Extract provided
════

# Questions on Rikon / HF dust collector and dust deputy



## DW833 (Mar 31, 2013)

Planning on a DC collection upgrade. Currently using a DD and shop vac.
I have several questions about upgrading.

Viewed the HF site on their dust collector. It doesn't list that the DC is 110 or 220V.
Also, requires 20A. I live in a rental and not sure how it is wired for amps.. 
I currently run a 4512 table saw and Grizzly 14" bandsaw with no problems. But haven't haven't run two power machines at once.

Does the HF DC have two connectors for two separate hoses? If not, is a blast gate required?

I have a DD with the 2.5 inch connector. Will I be able to connect it to the 4" hose and it still do the job?
Do I need to upgrade to a DD with 4" connnector? 
If I keep the dust deputy, does it connect directly to the DC or do I still use a shop vac.

Also considering the Wynn 35a filter. Does that filter need to be cleaned? Is it blown out or cleaned with water?

Woodcraft has the Rikon 1hp and 2hp for sale. The 1hp is $199. The 2hp is $299.
Has anyone used the Rikon? Are they worth the extra dollars?


----------



## NiteWalker (May 7, 2011)

The HF has a lot of good things said about it, but IMHO, it requires too much hot rodding to be a good collector.

I have the same power issues as you (renting and have a single 20 amp circuit to work off of), so when I step up from the shop vac I'll be getting this one likely. 11 running amps and includes the cartridge filter.

The rikon 2HP unit is nice, but the upper bag is 5 microns, too coarse for woodworking. It pulls 16 amps during use.


----------



## Bobmedic (Sep 24, 2010)

════

Raw data
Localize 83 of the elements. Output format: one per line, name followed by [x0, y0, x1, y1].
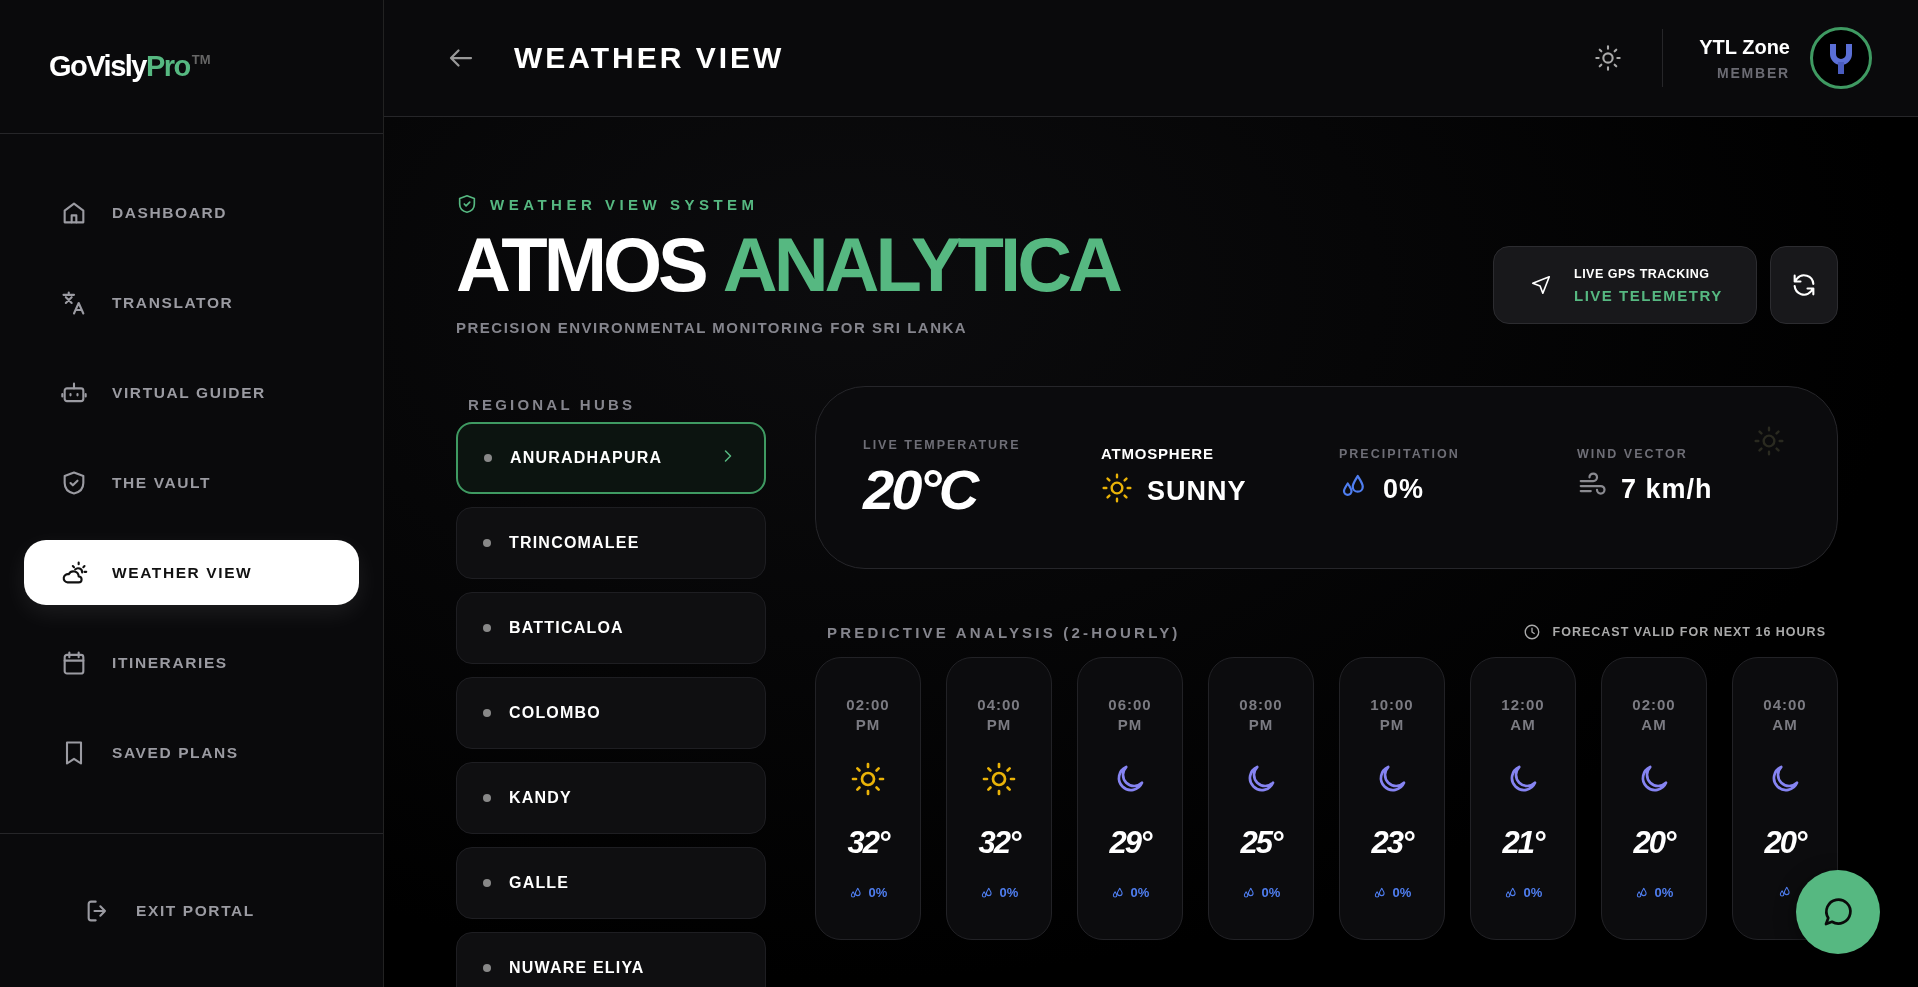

════

Requirement 1
Rewrite the dust collector thread starting with "I currently run" and going on through "the extra dollars?", replacing "Woodcraft" with "Rockler".
Requirement 2
Extend the dust collector thread, continuing from the point where it stops.

Written answer 1
I currently run a 4512 table saw and Grizzly 14" bandsaw with no problems. But haven't haven't run two power machines at once.

Does the HF DC have two connectors for two separate hoses? If not, is a blast gate required?

I have a DD with the 2.5 inch connector. Will I be able to connect it to the 4" hose and it still do the job?
Do I need to upgrade to a DD with 4" connnector? 
If I keep the dust deputy, does it connect directly to the DC or do I still use a shop vac.

Also considering the Wynn 35a filter. Does that filter need to be cleaned? Is it blown out or cleaned with water?

Rockler has the Rikon 1hp and 2hp for sale. The 1hp is $199. The 2hp is $299.
Has anyone used the Rikon? Are they worth the extra dollars?

Written answer 2
The 2 hp HF dust collector is 110v. I tried running it for a while on just a single 20 amp circuit with the r4512. It works but you have to power up the dust collector first and let it get up to speed then turn on the table saw. This would always make my lights blink in the shop so I upgraded the wiring in the garage to it's own sub panel and never had an issue after that. The Rikon 2 hp is identical to the HF dust collector, in fact the HF version has little clips to hold the bag that the Rikon doesn't. But as far as motor and collector are concerned they are the same just a different paint job. The HF comes with a double Y connector that has 2 4" ports. it has a cap for the one not in use. You can get reducers to fit your dust deputy. The Wynn filters do have to be cleaned occasionally but you just blow them out with air.


----------



## brtech (May 26, 2010)

I have the HF, and it's the best bang for the buck. About the only hotrodding it really needs is the Wynn Cartridge filter.

The Wye on it supports two hoses, but it really needs blast gates to only use one side at a time.

I think you probably will be disappointed trying to use a DD with any of the larger DCs. A super DD, maybe, but not the smaller one. You don't need anything more, but the Thein baffle is a great addition. It can be built into the ring, or placed outboard on a trash can.

You blow out the Wynn. It doesn't cake up all that fast even without the baffle or cylcone, but if you add one, it does cut maintenance quite a bit. I knock mine a couple times a week and only get the air line out maybe every 3 or 4 months. One thing to remember is that the filter is designed to have a layer of dust on it - you don't get the rated filtering with an absolutely clean filter.


----------



## toolie (Mar 16, 2011)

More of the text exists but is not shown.